[Data items]
□ □ □ □ □

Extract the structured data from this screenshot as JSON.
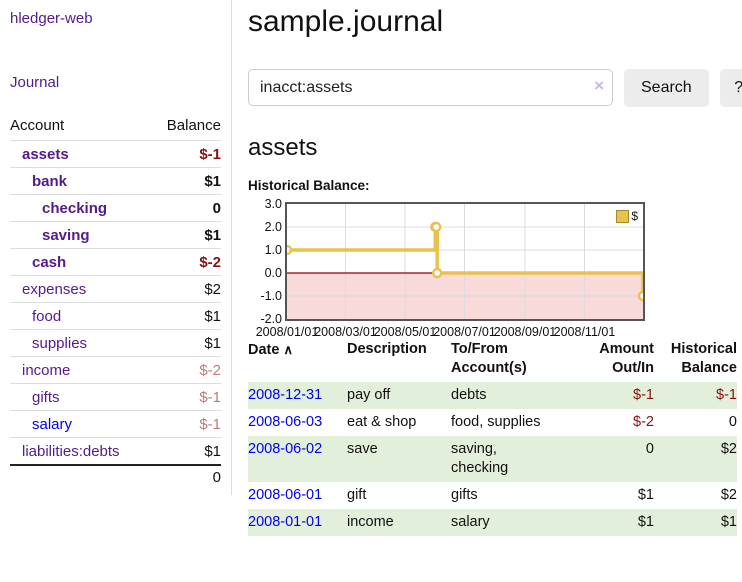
{
  "sidebar": {
    "brand": "hledger-web",
    "nav_journal": "Journal",
    "accounts": {
      "headers": [
        "Account",
        "Balance"
      ],
      "rows": [
        {
          "name": "assets",
          "depth": 1,
          "bold": true,
          "link": "purple",
          "balance": "$-1",
          "neg": "strong"
        },
        {
          "name": "bank",
          "depth": 2,
          "bold": true,
          "link": "purple",
          "balance": "$1",
          "neg": "none"
        },
        {
          "name": "checking",
          "depth": 3,
          "bold": true,
          "link": "purple",
          "balance": "0",
          "neg": "none"
        },
        {
          "name": "saving",
          "depth": 3,
          "bold": true,
          "link": "purple",
          "balance": "$1",
          "neg": "none"
        },
        {
          "name": "cash",
          "depth": 2,
          "bold": true,
          "link": "purple",
          "balance": "$-2",
          "neg": "strong"
        },
        {
          "name": "expenses",
          "depth": 1,
          "bold": false,
          "link": "purple",
          "balance": "$2",
          "neg": "none"
        },
        {
          "name": "food",
          "depth": 2,
          "bold": false,
          "link": "purple",
          "balance": "$1",
          "neg": "none"
        },
        {
          "name": "supplies",
          "depth": 2,
          "bold": false,
          "link": "purple",
          "balance": "$1",
          "neg": "none"
        },
        {
          "name": "income",
          "depth": 1,
          "bold": false,
          "link": "purple",
          "balance": "$-2",
          "neg": "muted"
        },
        {
          "name": "gifts",
          "depth": 2,
          "bold": false,
          "link": "purple",
          "balance": "$-1",
          "neg": "muted"
        },
        {
          "name": "salary",
          "depth": 2,
          "bold": false,
          "link": "blue",
          "balance": "$-1",
          "neg": "muted"
        },
        {
          "name": "liabilities:debts",
          "depth": 1,
          "bold": false,
          "link": "purple",
          "balance": "$1",
          "neg": "none"
        }
      ],
      "total": "0"
    }
  },
  "main": {
    "title": "sample.journal",
    "search": {
      "value": "inacct:assets",
      "clear_icon": "×",
      "button_label": "Search",
      "help_label": "?"
    },
    "account_heading": "assets",
    "chart_title": "Historical Balance:"
  },
  "chart_data": {
    "type": "line",
    "step": true,
    "title": "Historical Balance:",
    "series": [
      {
        "name": "$",
        "color": "#e9c24d",
        "points": [
          [
            "2008-01-01",
            1
          ],
          [
            "2008-06-01",
            2
          ],
          [
            "2008-06-02",
            2
          ],
          [
            "2008-06-03",
            0
          ],
          [
            "2008-12-31",
            -1
          ]
        ]
      }
    ],
    "x_range": [
      "2008-01-01",
      "2008-12-31"
    ],
    "x_tick_labels": [
      "2008/01/01",
      "2008/03/01",
      "2008/05/01",
      "2008/07/01",
      "2008/09/01",
      "2008/11/01"
    ],
    "y_ticks": [
      3.0,
      2.0,
      1.0,
      0.0,
      -1.0,
      -2.0
    ],
    "ylim": [
      -2,
      3
    ],
    "grid": true,
    "zero_line_color": "#8b0000",
    "negative_region_color": "#f9dada",
    "legend": {
      "label": "$",
      "position": "top-right"
    }
  },
  "transactions": {
    "sort": {
      "label": "Date",
      "icon": "∧"
    },
    "headers": [
      "Description",
      "To/From\nAccount(s)",
      "Amount\nOut/In",
      "Historical\nBalance"
    ],
    "rows": [
      {
        "date": "2008-12-31",
        "description": "pay off",
        "accounts": "debts",
        "amount": "$-1",
        "amount_neg": true,
        "balance": "$-1",
        "balance_neg": true,
        "green": true
      },
      {
        "date": "2008-06-03",
        "description": "eat & shop",
        "accounts": "food, supplies",
        "amount": "$-2",
        "amount_neg": true,
        "balance": "0",
        "balance_neg": false,
        "green": false
      },
      {
        "date": "2008-06-02",
        "description": "save",
        "accounts": "saving,\nchecking",
        "amount": "0",
        "amount_neg": false,
        "balance": "$2",
        "balance_neg": false,
        "green": true
      },
      {
        "date": "2008-06-01",
        "description": "gift",
        "accounts": "gifts",
        "amount": "$1",
        "amount_neg": false,
        "balance": "$2",
        "balance_neg": false,
        "green": false
      },
      {
        "date": "2008-01-01",
        "description": "income",
        "accounts": "salary",
        "amount": "$1",
        "amount_neg": false,
        "balance": "$1",
        "balance_neg": false,
        "green": true
      }
    ]
  }
}
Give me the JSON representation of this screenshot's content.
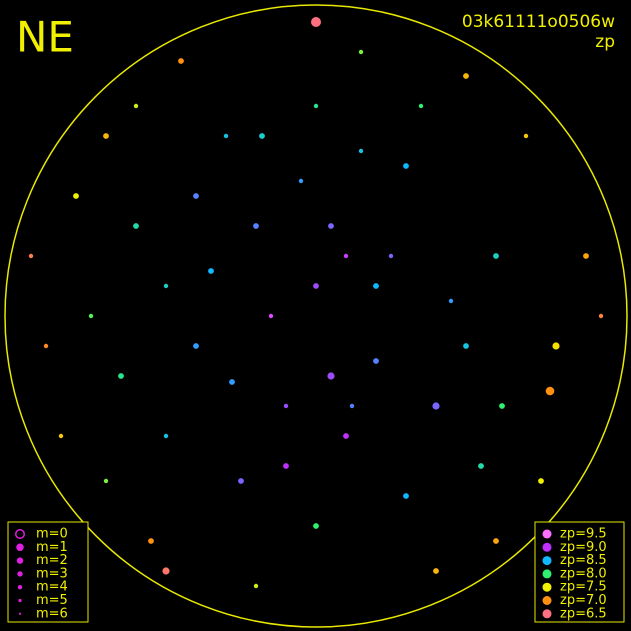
{
  "chart_data": {
    "type": "scatter",
    "title": "NE",
    "subtitle": "03k61111o0506w",
    "label": "zp",
    "xlim": [
      -1,
      1
    ],
    "ylim": [
      -1,
      1
    ],
    "x": [
      0.0,
      -0.2,
      0.25,
      -0.4,
      0.4,
      0.1,
      -0.1,
      0.3,
      -0.3,
      0.6,
      -0.6,
      -0.5,
      0.55,
      0.0,
      0.0,
      -0.75,
      0.8,
      0.78,
      -0.8,
      0.7,
      -0.6,
      0.5,
      -0.45,
      0.15,
      -0.2,
      0.4,
      -0.55,
      0.75,
      -0.85,
      0.9,
      -0.9,
      0.1,
      -0.15,
      0.2,
      -0.35,
      0.45,
      0.05,
      -0.25,
      0.3,
      -0.05,
      0.62,
      -0.65,
      0.35,
      -0.4,
      0.15,
      -0.1,
      0.5,
      -0.5,
      0.05,
      -0.7,
      0.95,
      -0.95,
      0.0,
      -0.5,
      0.6,
      -0.7,
      0.2,
      -0.28,
      0.12,
      -0.18
    ],
    "y": [
      0.1,
      0.3,
      0.2,
      -0.1,
      -0.3,
      -0.4,
      -0.3,
      0.5,
      0.6,
      0.2,
      0.3,
      -0.4,
      -0.5,
      0.7,
      -0.7,
      0.0,
      -0.1,
      -0.25,
      0.4,
      0.6,
      0.7,
      0.8,
      0.85,
      0.88,
      -0.9,
      -0.85,
      -0.75,
      -0.55,
      -0.4,
      0.2,
      -0.1,
      0.2,
      0.0,
      -0.15,
      0.15,
      0.05,
      -0.2,
      -0.55,
      -0.6,
      0.45,
      -0.3,
      -0.2,
      0.7,
      0.4,
      0.55,
      -0.5,
      -0.1,
      0.1,
      0.3,
      -0.55,
      0.0,
      0.2,
      0.98,
      -0.85,
      -0.75,
      0.6,
      0.1,
      -0.22,
      -0.3,
      0.6
    ],
    "zp": [
      8.9,
      8.7,
      8.8,
      8.6,
      8.8,
      9.0,
      8.9,
      8.5,
      8.4,
      8.3,
      8.2,
      8.4,
      8.2,
      8.1,
      8.0,
      7.9,
      7.4,
      7.0,
      7.5,
      7.3,
      7.6,
      7.2,
      7.0,
      7.8,
      7.6,
      7.2,
      7.0,
      7.5,
      7.3,
      7.1,
      6.9,
      9.1,
      9.2,
      8.7,
      8.5,
      8.6,
      8.9,
      8.8,
      8.5,
      8.6,
      8.0,
      8.1,
      8.0,
      8.7,
      8.4,
      9.0,
      8.4,
      8.3,
      8.8,
      7.8,
      6.8,
      6.7,
      6.5,
      6.6,
      7.1,
      7.2,
      8.5,
      8.6,
      8.7,
      8.3
    ],
    "m": [
      4,
      4,
      5,
      4,
      3,
      4,
      5,
      4,
      5,
      4,
      4,
      5,
      4,
      5,
      4,
      5,
      3,
      2,
      4,
      5,
      5,
      4,
      4,
      5,
      5,
      4,
      4,
      4,
      5,
      4,
      5,
      5,
      5,
      4,
      4,
      5,
      3,
      4,
      4,
      5,
      4,
      4,
      5,
      4,
      5,
      4,
      4,
      5,
      4,
      5,
      5,
      5,
      1,
      3,
      4,
      4,
      4,
      4,
      5,
      4
    ],
    "legend_m": [
      {
        "value": 0,
        "label": "m=0"
      },
      {
        "value": 1,
        "label": "m=1"
      },
      {
        "value": 2,
        "label": "m=2"
      },
      {
        "value": 3,
        "label": "m=3"
      },
      {
        "value": 4,
        "label": "m=4"
      },
      {
        "value": 5,
        "label": "m=5"
      },
      {
        "value": 6,
        "label": "m=6"
      }
    ],
    "legend_zp": [
      {
        "value": 9.5,
        "label": "zp=9.5",
        "color": "#ff70ff"
      },
      {
        "value": 9.0,
        "label": "zp=9.0",
        "color": "#c030ff"
      },
      {
        "value": 8.5,
        "label": "zp=8.5",
        "color": "#10b8ff"
      },
      {
        "value": 8.0,
        "label": "zp=8.0",
        "color": "#30f070"
      },
      {
        "value": 7.5,
        "label": "zp=7.5",
        "color": "#f0f000"
      },
      {
        "value": 7.0,
        "label": "zp=7.0",
        "color": "#ff9010"
      },
      {
        "value": 6.5,
        "label": "zp=6.5",
        "color": "#ff7080"
      }
    ]
  }
}
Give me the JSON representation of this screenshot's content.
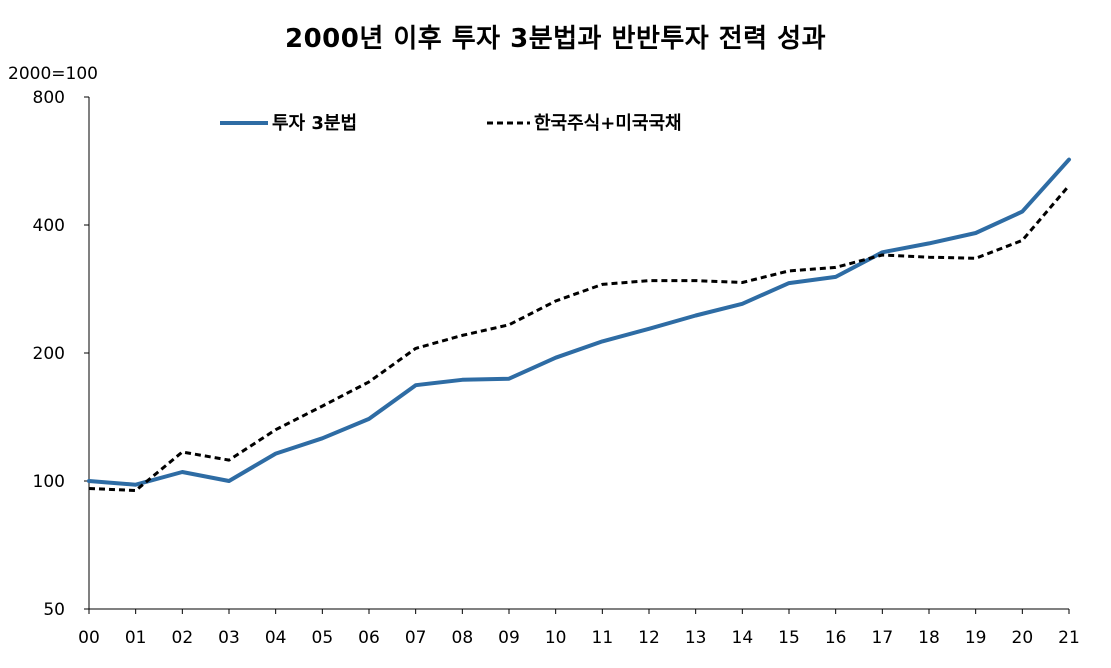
{
  "chart_data": {
    "type": "line",
    "title": "2000년 이후 투자 3분법과 반반투자 전력 성과",
    "unit_label": "2000=100",
    "xlabel": "",
    "ylabel": "",
    "y_scale": "log",
    "ylim": [
      50,
      800
    ],
    "y_ticks": [
      50,
      100,
      200,
      400,
      800
    ],
    "grid": false,
    "legend_position": "top",
    "categories": [
      "00",
      "01",
      "02",
      "03",
      "04",
      "05",
      "06",
      "07",
      "08",
      "09",
      "10",
      "11",
      "12",
      "13",
      "14",
      "15",
      "16",
      "17",
      "18",
      "19",
      "20",
      "21"
    ],
    "series": [
      {
        "name": "투자 3분법",
        "style": "solid",
        "color": "#2e6ca4",
        "values": [
          100,
          98,
          105,
          100,
          116,
          126,
          140,
          168,
          173,
          174,
          195,
          213,
          228,
          245,
          261,
          292,
          302,
          345,
          362,
          383,
          430,
          570
        ]
      },
      {
        "name": "한국주식+미국국채",
        "style": "dashed",
        "color": "#000000",
        "values": [
          96,
          95,
          117,
          112,
          132,
          150,
          171,
          205,
          220,
          233,
          265,
          290,
          296,
          296,
          293,
          312,
          318,
          340,
          336,
          334,
          368,
          495
        ]
      }
    ]
  }
}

□ □ □ □ □

**WRITTEN TASK**
Gather from the records above every line containing the string "accounts".

**EXERCISE RESULT**
    "accounts": {
        "accounts": "debts",
        "accounts": "food, supplies",
        "accounts": "saving,\nchecking",
        "accounts": "gifts",
        "accounts": "salary",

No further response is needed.